### [Goal]
Pictures stay out of your copy, but everything else in the records below must be repeated exactly.

Data extracted from a collection
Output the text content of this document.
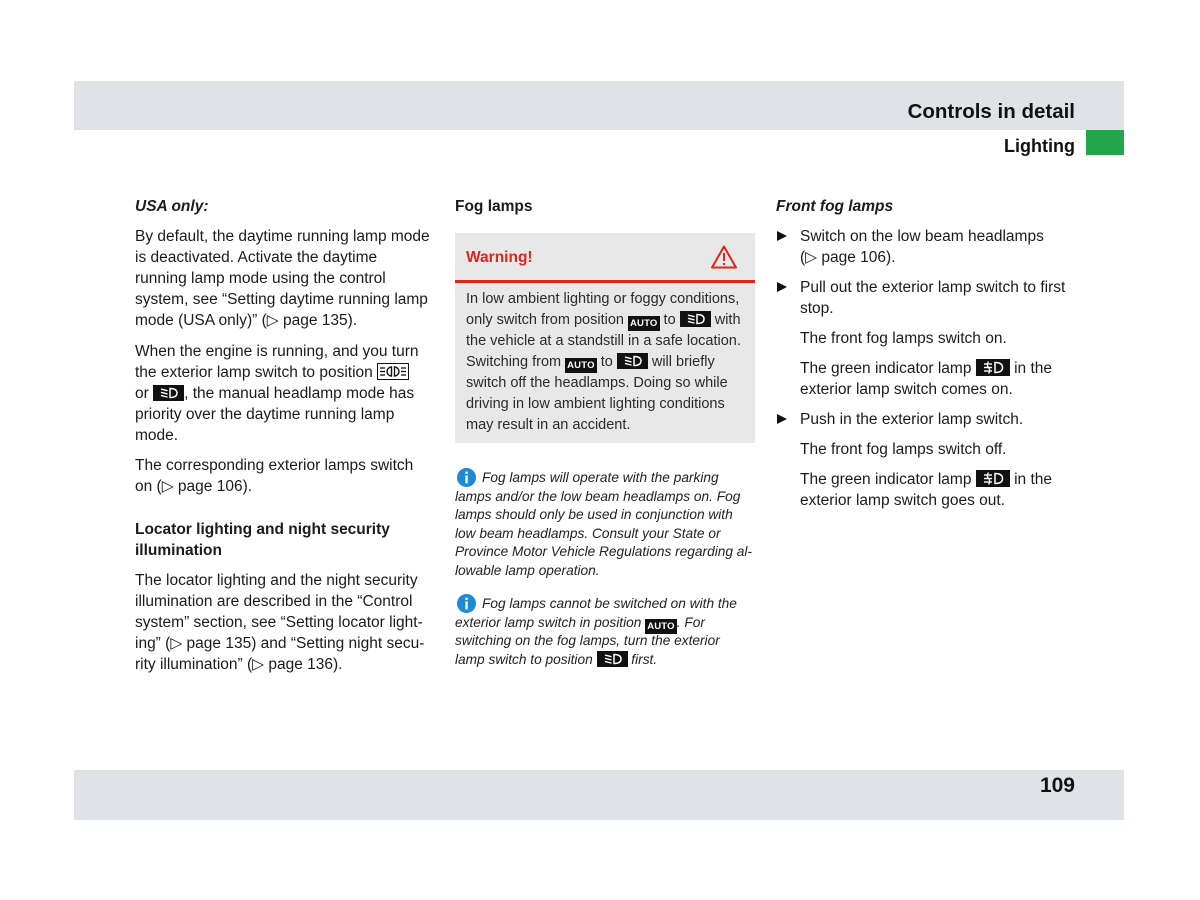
Controls in detail
Lighting
USA only:
By default, the daytime running lamp mode
is deactivated. Activate the daytime
running lamp mode using the control
system, see “Setting daytime running lamp
mode (USA only)” (▷ page 135).
When the engine is running, and you turn
the exterior lamp switch to position
or
, the manual headlamp mode has
priority over the daytime running lamp
mode.
The corresponding exterior lamps switch
on (▷ page 106).
Locator lighting and night security
illumination
The locator lighting and the night security
illumination are described in the “Control
system” section, see “Setting locator light-
ing” (▷ page 135) and “Setting night secu-
rity illumination” (▷ page 136).
Fog lamps
Warning!
In low ambient lighting or foggy conditions,
only switch from position AUTO to
with
the vehicle at a standstill in a safe location.
Switching from AUTO to
will briefly
switch off the headlamps. Doing so while
driving in low ambient lighting conditions
may result in an accident.
Fog lamps will operate with the parking
lamps and/or the low beam headlamps on. Fog
lamps should only be used in conjunction with
low beam headlamps. Consult your State or
Province Motor Vehicle Regulations regarding al-
lowable lamp operation.
Fog lamps cannot be switched on with the
exterior lamp switch in position AUTO . For
switching on the fog lamps, turn the exterior
lamp switch to position
first.
Front fog lamps
Switch on the low beam headlamps
(▷ page 106).
Pull out the exterior lamp switch to first
stop.
The front fog lamps switch on.
The green indicator lamp
in the
exterior lamp switch comes on.
Push in the exterior lamp switch.
The front fog lamps switch off.
The green indicator lamp
in the
exterior lamp switch goes out.
109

### [Worked answer]
Output the text content of this document.
Controls in detail
Lighting
USA only:
By default, the daytime running lamp mode
is deactivated. Activate the daytime
running lamp mode using the control
system, see “Setting daytime running lamp
mode (USA only)” (▷ page 135).
When the engine is running, and you turn
the exterior lamp switch to position
or
, the manual headlamp mode has
priority over the daytime running lamp
mode.
The corresponding exterior lamps switch
on (▷ page 106).
Locator lighting and night security
illumination
The locator lighting and the night security
illumination are described in the “Control
system” section, see “Setting locator light-
ing” (▷ page 135) and “Setting night secu-
rity illumination” (▷ page 136).
Fog lamps
Warning!
In low ambient lighting or foggy conditions,
only switch from position AUTO to
with
the vehicle at a standstill in a safe location.
Switching from AUTO to
will briefly
switch off the headlamps. Doing so while
driving in low ambient lighting conditions
may result in an accident.
Fog lamps will operate with the parking
lamps and/or the low beam headlamps on. Fog
lamps should only be used in conjunction with
low beam headlamps. Consult your State or
Province Motor Vehicle Regulations regarding al-
lowable lamp operation.
Fog lamps cannot be switched on with the
exterior lamp switch in position AUTO . For
switching on the fog lamps, turn the exterior
lamp switch to position
first.
Front fog lamps
Switch on the low beam headlamps
(▷ page 106).
Pull out the exterior lamp switch to first
stop.
The front fog lamps switch on.
The green indicator lamp
in the
exterior lamp switch comes on.
Push in the exterior lamp switch.
The front fog lamps switch off.
The green indicator lamp
in the
exterior lamp switch goes out.
109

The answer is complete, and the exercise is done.